Task requirements: Work out how many lines of the material below mention the word "value"; reply with the number only.

Exercise materials:
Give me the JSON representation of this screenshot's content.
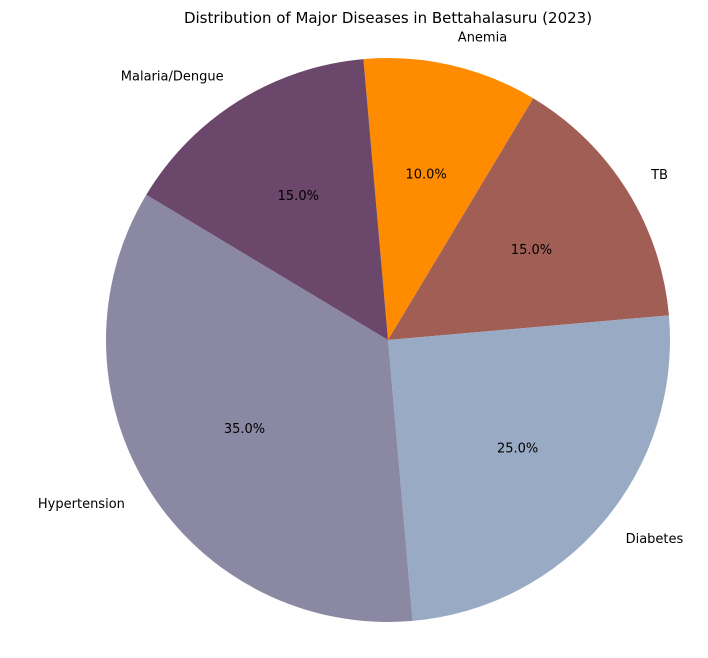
{
  "chart_data": {
    "type": "pie",
    "title": "Distribution of Major Diseases in Bettahalasuru (2023)",
    "start_angle_deg": 95,
    "direction": "clockwise",
    "slices": [
      {
        "label": "Anemia",
        "value": 10,
        "pct_label": "10.0%",
        "color": "#ff8c00"
      },
      {
        "label": "TB",
        "value": 15,
        "pct_label": "15.0%",
        "color": "#a05e55"
      },
      {
        "label": "Diabetes",
        "value": 25,
        "pct_label": "25.0%",
        "color": "#99abc4"
      },
      {
        "label": "Hypertension",
        "value": 35,
        "pct_label": "35.0%",
        "color": "#8a88a3"
      },
      {
        "label": "Malaria/Dengue",
        "value": 15,
        "pct_label": "15.0%",
        "color": "#6b476b"
      }
    ]
  }
}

Task response: 5